→ TASK DETAILS
Give the material again in full, matching it exactly.

━━━━━━━━━━━━━━━━

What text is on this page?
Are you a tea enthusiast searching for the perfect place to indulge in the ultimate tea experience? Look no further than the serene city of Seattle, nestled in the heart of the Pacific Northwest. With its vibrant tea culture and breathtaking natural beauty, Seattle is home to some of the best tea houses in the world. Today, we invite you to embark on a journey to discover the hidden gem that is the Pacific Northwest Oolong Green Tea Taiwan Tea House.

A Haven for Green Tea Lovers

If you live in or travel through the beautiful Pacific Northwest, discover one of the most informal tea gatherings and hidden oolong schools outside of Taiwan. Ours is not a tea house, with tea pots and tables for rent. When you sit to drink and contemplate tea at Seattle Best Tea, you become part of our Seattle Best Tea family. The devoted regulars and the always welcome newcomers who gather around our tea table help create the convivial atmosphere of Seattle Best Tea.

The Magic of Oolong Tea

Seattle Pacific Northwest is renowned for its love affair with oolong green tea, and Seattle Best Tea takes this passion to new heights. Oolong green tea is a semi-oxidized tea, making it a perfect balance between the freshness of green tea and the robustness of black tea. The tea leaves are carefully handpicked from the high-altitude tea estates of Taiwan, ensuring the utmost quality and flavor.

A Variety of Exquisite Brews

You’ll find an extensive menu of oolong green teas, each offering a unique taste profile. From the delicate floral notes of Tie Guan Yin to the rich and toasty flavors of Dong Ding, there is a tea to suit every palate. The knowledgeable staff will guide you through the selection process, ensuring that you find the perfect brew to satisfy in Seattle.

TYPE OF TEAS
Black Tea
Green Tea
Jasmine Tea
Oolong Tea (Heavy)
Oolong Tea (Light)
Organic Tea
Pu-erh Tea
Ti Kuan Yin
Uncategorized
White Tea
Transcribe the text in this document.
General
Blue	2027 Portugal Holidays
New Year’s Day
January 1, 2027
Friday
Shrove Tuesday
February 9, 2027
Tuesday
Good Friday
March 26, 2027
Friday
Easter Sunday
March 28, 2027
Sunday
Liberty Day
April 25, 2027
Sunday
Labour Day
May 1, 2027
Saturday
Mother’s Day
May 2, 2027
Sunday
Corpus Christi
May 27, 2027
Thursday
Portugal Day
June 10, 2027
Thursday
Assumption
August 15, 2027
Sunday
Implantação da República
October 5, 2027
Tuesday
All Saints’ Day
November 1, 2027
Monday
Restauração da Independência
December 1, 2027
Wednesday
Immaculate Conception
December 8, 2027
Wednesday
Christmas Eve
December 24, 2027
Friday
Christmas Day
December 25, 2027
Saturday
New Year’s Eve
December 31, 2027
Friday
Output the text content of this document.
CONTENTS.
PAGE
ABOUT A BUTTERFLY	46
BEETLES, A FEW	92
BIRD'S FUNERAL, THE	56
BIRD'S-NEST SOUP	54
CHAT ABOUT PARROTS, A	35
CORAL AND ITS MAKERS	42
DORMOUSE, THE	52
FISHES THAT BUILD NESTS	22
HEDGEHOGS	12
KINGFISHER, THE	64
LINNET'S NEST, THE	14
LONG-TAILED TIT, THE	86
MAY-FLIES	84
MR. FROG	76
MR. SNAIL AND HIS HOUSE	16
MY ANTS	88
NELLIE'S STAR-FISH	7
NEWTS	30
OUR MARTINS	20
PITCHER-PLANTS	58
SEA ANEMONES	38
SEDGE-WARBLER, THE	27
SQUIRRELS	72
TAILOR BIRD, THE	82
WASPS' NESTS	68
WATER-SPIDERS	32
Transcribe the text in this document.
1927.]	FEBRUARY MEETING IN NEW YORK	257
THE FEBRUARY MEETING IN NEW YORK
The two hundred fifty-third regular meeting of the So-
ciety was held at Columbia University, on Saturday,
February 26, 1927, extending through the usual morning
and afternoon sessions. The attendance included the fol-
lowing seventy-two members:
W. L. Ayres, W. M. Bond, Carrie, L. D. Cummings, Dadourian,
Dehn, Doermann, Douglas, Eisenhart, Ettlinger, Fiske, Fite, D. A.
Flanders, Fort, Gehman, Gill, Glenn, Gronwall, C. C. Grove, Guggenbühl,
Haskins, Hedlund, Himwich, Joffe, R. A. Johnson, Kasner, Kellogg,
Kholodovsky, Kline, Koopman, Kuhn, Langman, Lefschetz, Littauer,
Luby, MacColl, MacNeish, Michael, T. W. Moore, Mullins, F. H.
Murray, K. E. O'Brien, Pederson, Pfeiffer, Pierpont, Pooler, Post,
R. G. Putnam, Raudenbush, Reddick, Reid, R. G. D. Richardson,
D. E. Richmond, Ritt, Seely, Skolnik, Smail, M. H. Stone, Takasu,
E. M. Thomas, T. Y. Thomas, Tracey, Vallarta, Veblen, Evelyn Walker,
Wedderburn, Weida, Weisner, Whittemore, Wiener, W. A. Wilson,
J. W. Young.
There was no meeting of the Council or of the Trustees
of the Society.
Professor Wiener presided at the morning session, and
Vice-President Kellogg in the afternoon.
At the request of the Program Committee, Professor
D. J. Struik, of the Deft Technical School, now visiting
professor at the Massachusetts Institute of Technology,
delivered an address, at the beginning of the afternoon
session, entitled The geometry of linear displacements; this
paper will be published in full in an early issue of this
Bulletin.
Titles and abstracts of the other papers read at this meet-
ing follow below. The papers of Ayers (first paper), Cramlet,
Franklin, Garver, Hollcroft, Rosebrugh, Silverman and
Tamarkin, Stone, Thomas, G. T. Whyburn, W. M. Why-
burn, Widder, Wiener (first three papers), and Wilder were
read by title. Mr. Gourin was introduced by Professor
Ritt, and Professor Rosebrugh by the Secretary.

━━━━━━━━━━━━━━━━

→ ANSWER TO THE PROBLEM
What text is on this page?
Are you a tea enthusiast searching for the perfect place to indulge in the ultimate tea experience? Look no further than the serene city of Seattle, nestled in the heart of the Pacific Northwest. With its vibrant tea culture and breathtaking natural beauty, Seattle is home to some of the best tea houses in the world. Today, we invite you to embark on a journey to discover the hidden gem that is the Pacific Northwest Oolong Green Tea Taiwan Tea House.

A Haven for Green Tea Lovers

If you live in or travel through the beautiful Pacific Northwest, discover one of the most informal tea gatherings and hidden oolong schools outside of Taiwan. Ours is not a tea house, with tea pots and tables for rent. When you sit to drink and contemplate tea at Seattle Best Tea, you become part of our Seattle Best Tea family. The devoted regulars and the always welcome newcomers who gather around our tea table help create the convivial atmosphere of Seattle Best Tea.

The Magic of Oolong Tea

Seattle Pacific Northwest is renowned for its love affair with oolong green tea, and Seattle Best Tea takes this passion to new heights. Oolong green tea is a semi-oxidized tea, making it a perfect balance between the freshness of green tea and the robustness of black tea. The tea leaves are carefully handpicked from the high-altitude tea estates of Taiwan, ensuring the utmost quality and flavor.

A Variety of Exquisite Brews

You’ll find an extensive menu of oolong green teas, each offering a unique taste profile. From the delicate floral notes of Tie Guan Yin to the rich and toasty flavors of Dong Ding, there is a tea to suit every palate. The knowledgeable staff will guide you through the selection process, ensuring that you find the perfect brew to satisfy in Seattle.

TYPE OF TEAS
Black Tea
Green Tea
Jasmine Tea
Oolong Tea (Heavy)
Oolong Tea (Light)
Organic Tea
Pu-erh Tea
Ti Kuan Yin
Uncategorized
White Tea
Transcribe the text in this document.
General
Blue	2027 Portugal Holidays
New Year’s Day
January 1, 2027
Friday
Shrove Tuesday
February 9, 2027
Tuesday
Good Friday
March 26, 2027
Friday
Easter Sunday
March 28, 2027
Sunday
Liberty Day
April 25, 2027
Sunday
Labour Day
May 1, 2027
Saturday
Mother’s Day
May 2, 2027
Sunday
Corpus Christi
May 27, 2027
Thursday
Portugal Day
June 10, 2027
Thursday
Assumption
August 15, 2027
Sunday
Implantação da República
October 5, 2027
Tuesday
All Saints’ Day
November 1, 2027
Monday
Restauração da Independência
December 1, 2027
Wednesday
Immaculate Conception
December 8, 2027
Wednesday
Christmas Eve
December 24, 2027
Friday
Christmas Day
December 25, 2027
Saturday
New Year’s Eve
December 31, 2027
Friday
Output the text content of this document.
CONTENTS.
PAGE
ABOUT A BUTTERFLY	46
BEETLES, A FEW	92
BIRD'S FUNERAL, THE	56
BIRD'S-NEST SOUP	54
CHAT ABOUT PARROTS, A	35
CORAL AND ITS MAKERS	42
DORMOUSE, THE	52
FISHES THAT BUILD NESTS	22
HEDGEHOGS	12
KINGFISHER, THE	64
LINNET'S NEST, THE	14
LONG-TAILED TIT, THE	86
MAY-FLIES	84
MR. FROG	76
MR. SNAIL AND HIS HOUSE	16
MY ANTS	88
NELLIE'S STAR-FISH	7
NEWTS	30
OUR MARTINS	20
PITCHER-PLANTS	58
SEA ANEMONES	38
SEDGE-WARBLER, THE	27
SQUIRRELS	72
TAILOR BIRD, THE	82
WASPS' NESTS	68
WATER-SPIDERS	32
Transcribe the text in this document.
1927.]	FEBRUARY MEETING IN NEW YORK	257
THE FEBRUARY MEETING IN NEW YORK
The two hundred fifty-third regular meeting of the So-
ciety was held at Columbia University, on Saturday,
February 26, 1927, extending through the usual morning
and afternoon sessions. The attendance included the fol-
lowing seventy-two members:
W. L. Ayres, W. M. Bond, Carrie, L. D. Cummings, Dadourian,
Dehn, Doermann, Douglas, Eisenhart, Ettlinger, Fiske, Fite, D. A.
Flanders, Fort, Gehman, Gill, Glenn, Gronwall, C. C. Grove, Guggenbühl,
Haskins, Hedlund, Himwich, Joffe, R. A. Johnson, Kasner, Kellogg,
Kholodovsky, Kline, Koopman, Kuhn, Langman, Lefschetz, Littauer,
Luby, MacColl, MacNeish, Michael, T. W. Moore, Mullins, F. H.
Murray, K. E. O'Brien, Pederson, Pfeiffer, Pierpont, Pooler, Post,
R. G. Putnam, Raudenbush, Reddick, Reid, R. G. D. Richardson,
D. E. Richmond, Ritt, Seely, Skolnik, Smail, M. H. Stone, Takasu,
E. M. Thomas, T. Y. Thomas, Tracey, Vallarta, Veblen, Evelyn Walker,
Wedderburn, Weida, Weisner, Whittemore, Wiener, W. A. Wilson,
J. W. Young.
There was no meeting of the Council or of the Trustees
of the Society.
Professor Wiener presided at the morning session, and
Vice-President Kellogg in the afternoon.
At the request of the Program Committee, Professor
D. J. Struik, of the Deft Technical School, now visiting
professor at the Massachusetts Institute of Technology,
delivered an address, at the beginning of the afternoon
session, entitled The geometry of linear displacements; this
paper will be published in full in an early issue of this
Bulletin.
Titles and abstracts of the other papers read at this meet-
ing follow below. The papers of Ayers (first paper), Cramlet,
Franklin, Garver, Hollcroft, Rosebrugh, Silverman and
Tamarkin, Stone, Thomas, G. T. Whyburn, W. M. Why-
burn, Widder, Wiener (first three papers), and Wilder were
read by title. Mr. Gourin was introduced by Professor
Ritt, and Professor Rosebrugh by the Secretary.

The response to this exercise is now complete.